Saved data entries
▼▼▼

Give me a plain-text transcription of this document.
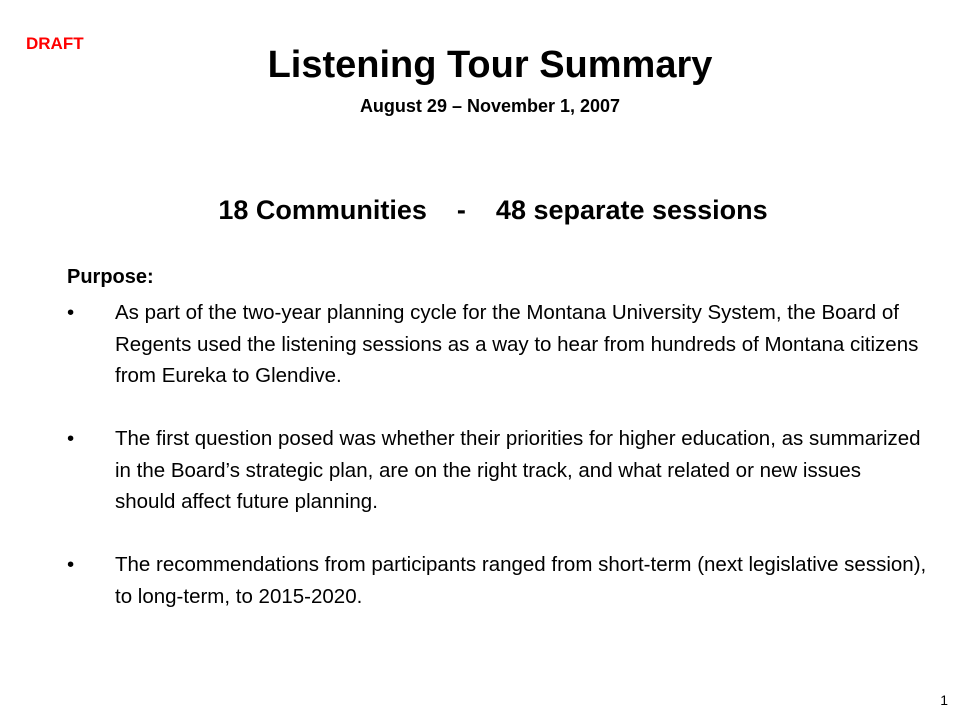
DRAFT
Listening Tour Summary
August 29 – November 1, 2007
18 Communities    -    48 separate sessions
Purpose:
•	As part of the two-year planning cycle for the Montana University System, the Board of Regents used the listening sessions as a way to hear from hundreds of Montana citizens from Eureka to Glendive.
•	The first question posed was whether their priorities for higher education, as summarized in the Board’s strategic plan, are on the right track, and what related or new issues should affect future planning.
•	The recommendations from participants ranged from short-term (next legislative session), to long-term, to 2015-2020.
1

▲▲▲

• _Written task_:
Reproduce all of the entries word for word, skipping any pictures they hold.

• _Task answer_:
Give me a plain-text transcription of this document.
DRAFT
Listening Tour Summary
August 29 – November 1, 2007
18 Communities    -    48 separate sessions
Purpose:
•	As part of the two-year planning cycle for the Montana University System, the Board of Regents used the listening sessions as a way to hear from hundreds of Montana citizens from Eureka to Glendive.
•	The first question posed was whether their priorities for higher education, as summarized in the Board’s strategic plan, are on the right track, and what related or new issues should affect future planning.
•	The recommendations from participants ranged from short-term (next legislative session), to long-term, to 2015-2020.
1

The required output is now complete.